# WRITTEN PROBLEM
In the data that follows, count each line holding the string "name"; answer with the number only.

▼

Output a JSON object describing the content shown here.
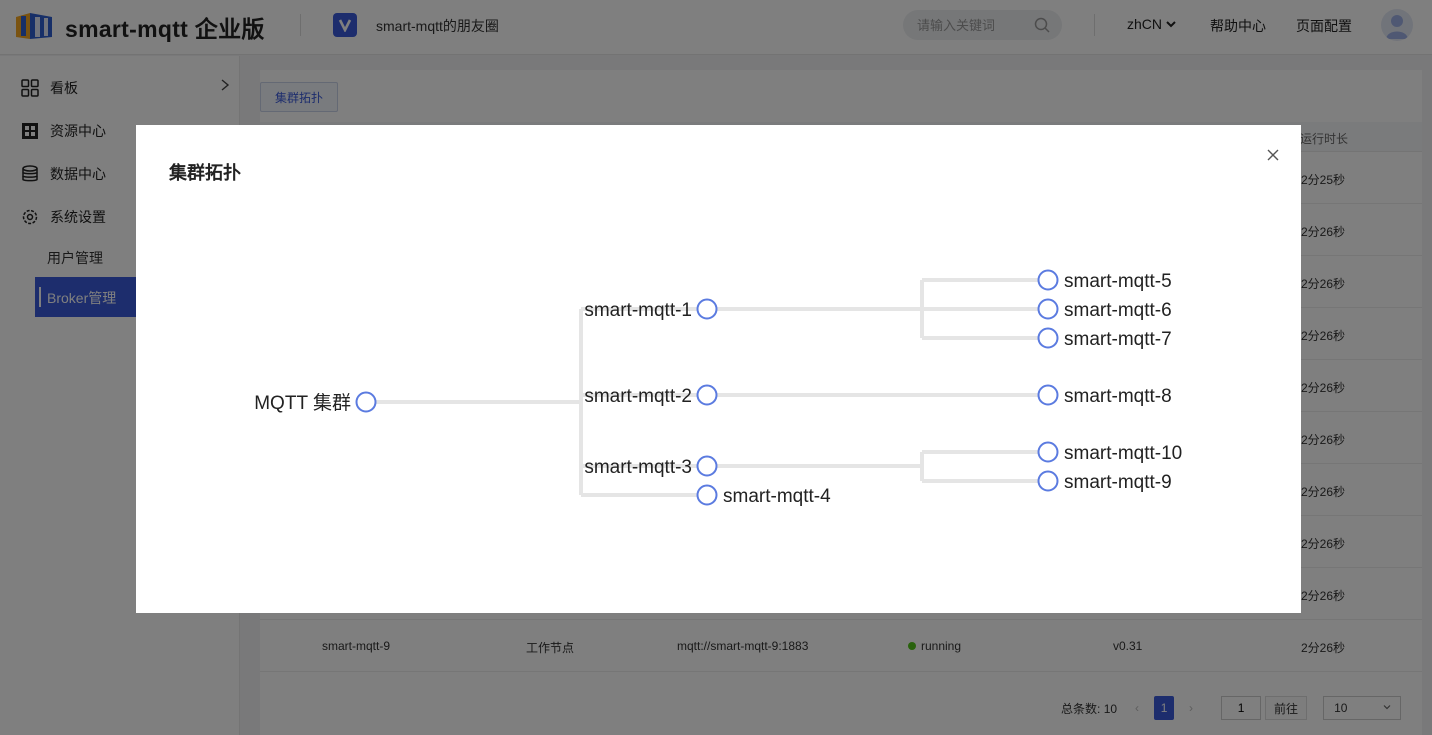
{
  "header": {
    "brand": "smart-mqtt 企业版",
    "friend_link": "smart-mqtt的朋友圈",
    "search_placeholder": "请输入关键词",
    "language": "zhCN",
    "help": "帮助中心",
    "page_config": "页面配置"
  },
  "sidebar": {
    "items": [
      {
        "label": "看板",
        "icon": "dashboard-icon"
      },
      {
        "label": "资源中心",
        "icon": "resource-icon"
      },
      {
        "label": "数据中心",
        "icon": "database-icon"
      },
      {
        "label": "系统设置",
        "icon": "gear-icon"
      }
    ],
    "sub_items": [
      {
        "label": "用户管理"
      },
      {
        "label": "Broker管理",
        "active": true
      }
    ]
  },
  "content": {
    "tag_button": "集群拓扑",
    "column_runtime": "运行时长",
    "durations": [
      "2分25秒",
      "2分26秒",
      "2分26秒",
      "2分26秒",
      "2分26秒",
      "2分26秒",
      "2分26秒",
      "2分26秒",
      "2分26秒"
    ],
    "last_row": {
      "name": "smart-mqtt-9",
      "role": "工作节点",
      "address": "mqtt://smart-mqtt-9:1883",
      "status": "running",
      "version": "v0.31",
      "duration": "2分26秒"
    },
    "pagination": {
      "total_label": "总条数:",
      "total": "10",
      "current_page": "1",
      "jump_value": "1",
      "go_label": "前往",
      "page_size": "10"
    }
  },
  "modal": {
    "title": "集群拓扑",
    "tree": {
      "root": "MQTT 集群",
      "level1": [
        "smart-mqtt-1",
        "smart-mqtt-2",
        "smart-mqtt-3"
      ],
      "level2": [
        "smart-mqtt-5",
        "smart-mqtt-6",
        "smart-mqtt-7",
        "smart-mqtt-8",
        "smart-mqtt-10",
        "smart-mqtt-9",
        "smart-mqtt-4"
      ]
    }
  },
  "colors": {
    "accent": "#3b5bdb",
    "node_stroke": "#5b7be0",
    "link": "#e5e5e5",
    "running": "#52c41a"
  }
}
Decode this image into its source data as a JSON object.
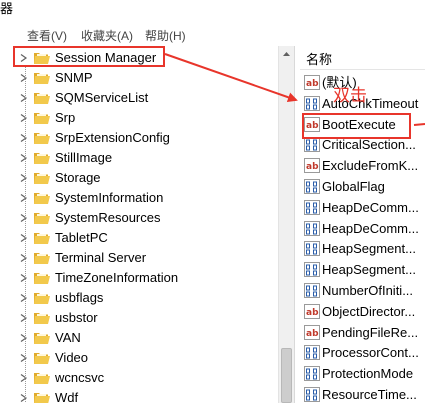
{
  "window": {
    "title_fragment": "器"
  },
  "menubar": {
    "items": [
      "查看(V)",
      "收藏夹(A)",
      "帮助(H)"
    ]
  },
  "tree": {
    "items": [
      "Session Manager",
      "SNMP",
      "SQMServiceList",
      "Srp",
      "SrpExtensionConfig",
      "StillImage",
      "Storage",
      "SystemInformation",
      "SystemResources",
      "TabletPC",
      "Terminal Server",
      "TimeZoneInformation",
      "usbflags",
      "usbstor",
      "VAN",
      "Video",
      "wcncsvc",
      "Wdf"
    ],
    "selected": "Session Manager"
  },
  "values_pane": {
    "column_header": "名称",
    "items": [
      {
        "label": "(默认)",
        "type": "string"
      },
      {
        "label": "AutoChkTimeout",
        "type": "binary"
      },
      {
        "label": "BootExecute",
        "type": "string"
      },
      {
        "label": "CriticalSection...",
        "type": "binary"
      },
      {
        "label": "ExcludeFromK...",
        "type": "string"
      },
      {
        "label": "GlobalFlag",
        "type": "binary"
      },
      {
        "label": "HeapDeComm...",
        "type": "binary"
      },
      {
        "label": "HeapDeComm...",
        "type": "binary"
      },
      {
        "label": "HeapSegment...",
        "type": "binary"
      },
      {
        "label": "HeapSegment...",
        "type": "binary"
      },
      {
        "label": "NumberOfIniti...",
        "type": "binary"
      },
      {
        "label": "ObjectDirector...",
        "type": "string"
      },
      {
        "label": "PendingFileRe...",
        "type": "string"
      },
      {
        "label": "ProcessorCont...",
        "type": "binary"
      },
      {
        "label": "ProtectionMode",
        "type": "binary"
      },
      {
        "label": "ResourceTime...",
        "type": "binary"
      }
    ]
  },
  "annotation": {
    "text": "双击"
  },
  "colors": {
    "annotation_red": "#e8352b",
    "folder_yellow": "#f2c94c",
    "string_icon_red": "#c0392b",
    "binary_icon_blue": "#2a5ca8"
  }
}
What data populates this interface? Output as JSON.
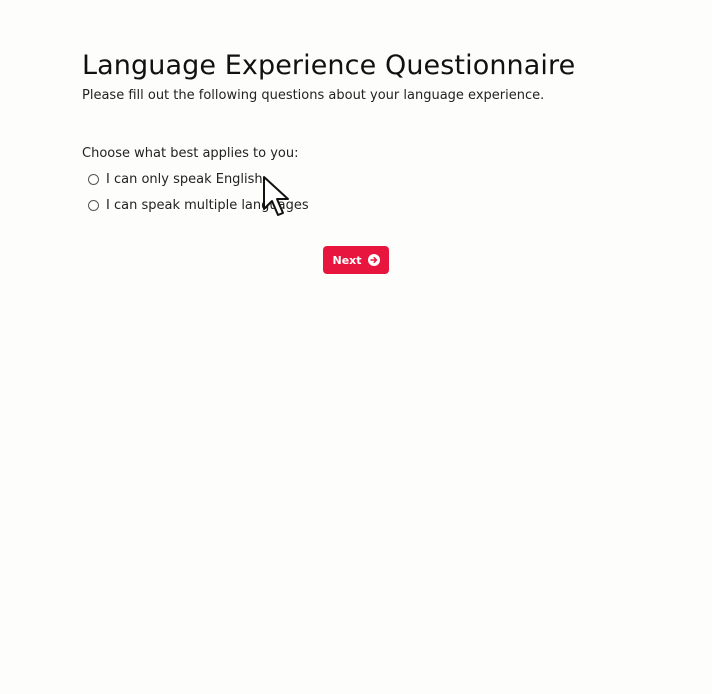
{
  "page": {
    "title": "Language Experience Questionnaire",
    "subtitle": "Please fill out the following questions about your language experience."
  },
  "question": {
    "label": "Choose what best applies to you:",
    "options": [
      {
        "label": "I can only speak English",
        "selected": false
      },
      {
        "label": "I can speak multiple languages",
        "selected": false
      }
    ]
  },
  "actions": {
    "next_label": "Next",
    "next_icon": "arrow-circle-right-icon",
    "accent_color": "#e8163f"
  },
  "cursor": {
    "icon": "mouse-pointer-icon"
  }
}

▲
▼

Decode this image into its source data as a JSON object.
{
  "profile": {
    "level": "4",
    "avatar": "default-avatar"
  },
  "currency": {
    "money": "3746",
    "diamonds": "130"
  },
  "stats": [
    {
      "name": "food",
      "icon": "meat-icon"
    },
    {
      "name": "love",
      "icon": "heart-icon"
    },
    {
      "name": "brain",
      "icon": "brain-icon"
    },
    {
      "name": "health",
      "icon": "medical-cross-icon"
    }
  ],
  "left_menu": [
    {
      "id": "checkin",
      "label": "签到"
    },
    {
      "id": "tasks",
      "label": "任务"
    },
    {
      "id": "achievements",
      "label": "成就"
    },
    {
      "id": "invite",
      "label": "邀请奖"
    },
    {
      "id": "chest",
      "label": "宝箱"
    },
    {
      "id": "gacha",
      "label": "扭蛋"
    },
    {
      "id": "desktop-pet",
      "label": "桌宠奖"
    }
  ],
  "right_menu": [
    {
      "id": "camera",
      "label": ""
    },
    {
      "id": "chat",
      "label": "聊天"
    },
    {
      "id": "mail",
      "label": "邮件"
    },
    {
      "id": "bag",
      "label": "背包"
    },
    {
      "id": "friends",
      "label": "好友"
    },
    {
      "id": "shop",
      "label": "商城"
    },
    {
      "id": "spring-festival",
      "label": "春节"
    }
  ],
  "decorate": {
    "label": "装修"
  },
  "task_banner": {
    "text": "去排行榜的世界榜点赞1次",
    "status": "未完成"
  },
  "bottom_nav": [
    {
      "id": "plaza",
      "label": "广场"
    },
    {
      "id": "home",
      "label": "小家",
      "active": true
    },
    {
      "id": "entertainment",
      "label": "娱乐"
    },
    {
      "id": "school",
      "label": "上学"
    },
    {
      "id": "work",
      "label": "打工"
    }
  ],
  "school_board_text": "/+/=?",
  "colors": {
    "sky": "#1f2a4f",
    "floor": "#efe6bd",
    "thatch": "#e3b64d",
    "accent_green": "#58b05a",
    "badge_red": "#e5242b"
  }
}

▲

# THE COMPLETED TASK
5